WRITTEN REQUEST
Below are records. Count every line containing the word "accessories" and give the number alone.

TASK INPUTS
'''

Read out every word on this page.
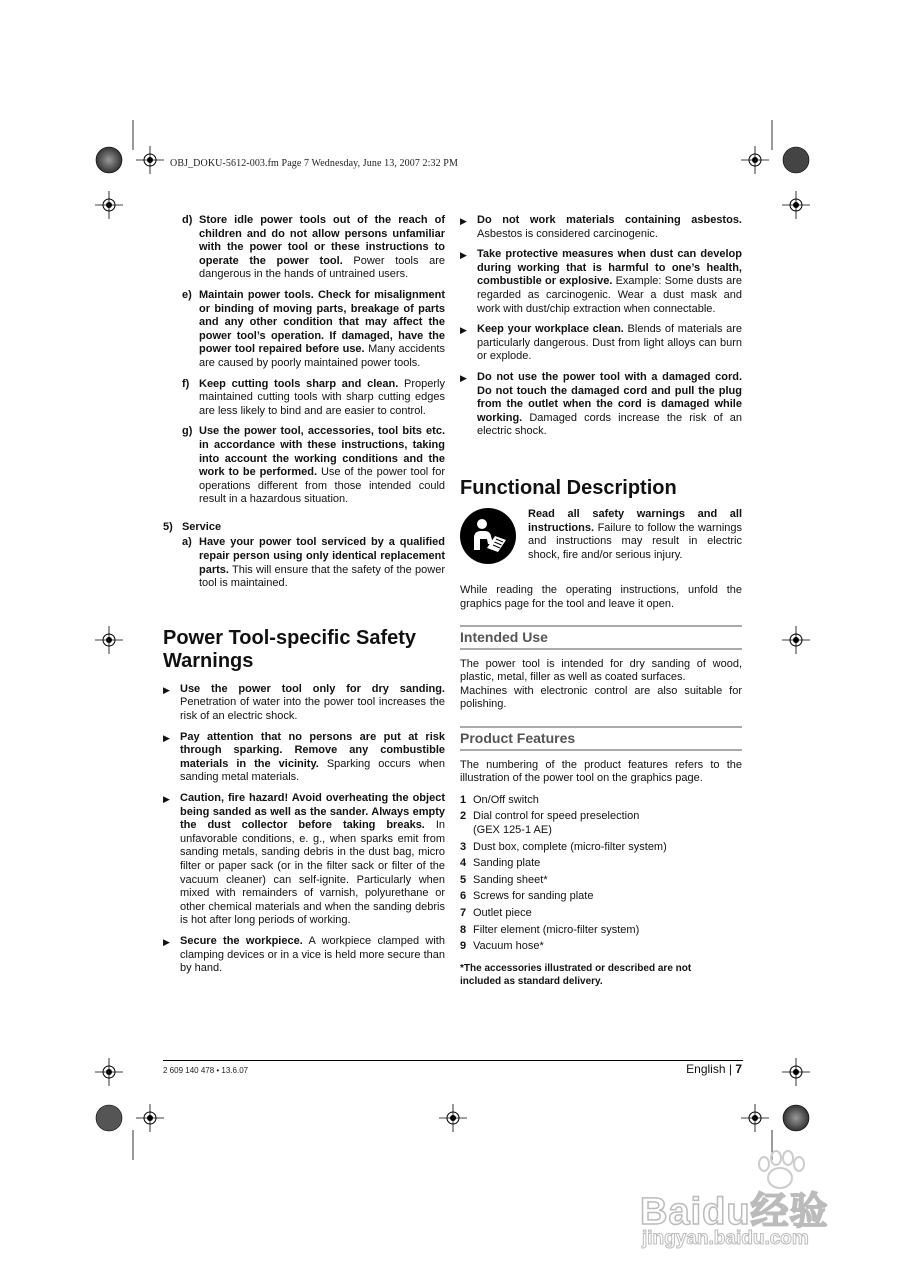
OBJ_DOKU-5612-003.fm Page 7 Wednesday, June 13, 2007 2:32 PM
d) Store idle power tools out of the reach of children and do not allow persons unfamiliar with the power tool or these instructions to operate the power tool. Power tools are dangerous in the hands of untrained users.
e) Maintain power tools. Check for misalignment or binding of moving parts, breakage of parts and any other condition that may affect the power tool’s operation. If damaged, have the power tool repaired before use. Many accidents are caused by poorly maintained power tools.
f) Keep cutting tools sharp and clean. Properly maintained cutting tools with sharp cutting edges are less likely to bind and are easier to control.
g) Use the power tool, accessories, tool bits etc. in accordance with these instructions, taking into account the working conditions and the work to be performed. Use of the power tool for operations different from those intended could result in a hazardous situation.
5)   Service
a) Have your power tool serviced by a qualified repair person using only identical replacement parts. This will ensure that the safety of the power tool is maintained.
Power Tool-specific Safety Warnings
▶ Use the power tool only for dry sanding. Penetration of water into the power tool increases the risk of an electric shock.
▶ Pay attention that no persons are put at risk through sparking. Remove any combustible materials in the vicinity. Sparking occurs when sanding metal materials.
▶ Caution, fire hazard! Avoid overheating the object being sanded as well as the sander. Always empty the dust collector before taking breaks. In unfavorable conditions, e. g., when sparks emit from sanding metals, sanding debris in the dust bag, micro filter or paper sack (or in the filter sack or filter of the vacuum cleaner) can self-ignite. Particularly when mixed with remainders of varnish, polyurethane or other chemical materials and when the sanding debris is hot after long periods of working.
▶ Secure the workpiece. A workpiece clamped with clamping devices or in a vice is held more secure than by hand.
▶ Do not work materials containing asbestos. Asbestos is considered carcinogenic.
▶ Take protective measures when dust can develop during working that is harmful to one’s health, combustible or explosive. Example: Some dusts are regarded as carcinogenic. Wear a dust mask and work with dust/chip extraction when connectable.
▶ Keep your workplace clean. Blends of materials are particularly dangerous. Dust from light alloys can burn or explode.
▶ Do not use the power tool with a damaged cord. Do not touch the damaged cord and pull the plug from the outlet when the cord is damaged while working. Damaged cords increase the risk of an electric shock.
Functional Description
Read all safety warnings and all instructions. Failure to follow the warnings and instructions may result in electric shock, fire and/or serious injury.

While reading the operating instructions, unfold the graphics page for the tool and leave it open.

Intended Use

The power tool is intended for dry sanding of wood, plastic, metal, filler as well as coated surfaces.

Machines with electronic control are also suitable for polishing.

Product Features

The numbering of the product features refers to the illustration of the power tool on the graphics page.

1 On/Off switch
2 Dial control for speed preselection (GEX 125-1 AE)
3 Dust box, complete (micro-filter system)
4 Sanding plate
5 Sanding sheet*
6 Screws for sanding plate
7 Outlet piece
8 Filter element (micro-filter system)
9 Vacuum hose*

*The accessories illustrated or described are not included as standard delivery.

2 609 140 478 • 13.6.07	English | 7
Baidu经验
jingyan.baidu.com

'''
'''

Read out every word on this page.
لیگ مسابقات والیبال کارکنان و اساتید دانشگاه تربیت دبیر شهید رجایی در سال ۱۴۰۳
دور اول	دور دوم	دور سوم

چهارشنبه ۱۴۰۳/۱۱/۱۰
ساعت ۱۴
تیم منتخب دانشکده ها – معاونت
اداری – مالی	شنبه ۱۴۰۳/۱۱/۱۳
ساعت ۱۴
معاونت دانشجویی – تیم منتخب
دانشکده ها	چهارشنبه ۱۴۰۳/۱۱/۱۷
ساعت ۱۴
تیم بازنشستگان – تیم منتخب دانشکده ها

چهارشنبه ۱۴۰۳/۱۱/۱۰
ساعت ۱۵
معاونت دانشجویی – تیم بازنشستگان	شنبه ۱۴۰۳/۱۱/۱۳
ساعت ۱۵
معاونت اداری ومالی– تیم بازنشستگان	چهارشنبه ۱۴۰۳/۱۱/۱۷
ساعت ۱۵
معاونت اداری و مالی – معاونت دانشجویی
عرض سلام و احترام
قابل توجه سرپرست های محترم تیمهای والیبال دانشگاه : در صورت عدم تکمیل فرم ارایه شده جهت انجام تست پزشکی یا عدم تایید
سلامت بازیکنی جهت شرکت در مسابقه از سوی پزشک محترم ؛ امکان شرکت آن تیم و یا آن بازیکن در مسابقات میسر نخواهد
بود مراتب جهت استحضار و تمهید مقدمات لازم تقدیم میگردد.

'''

TASK RESULT
2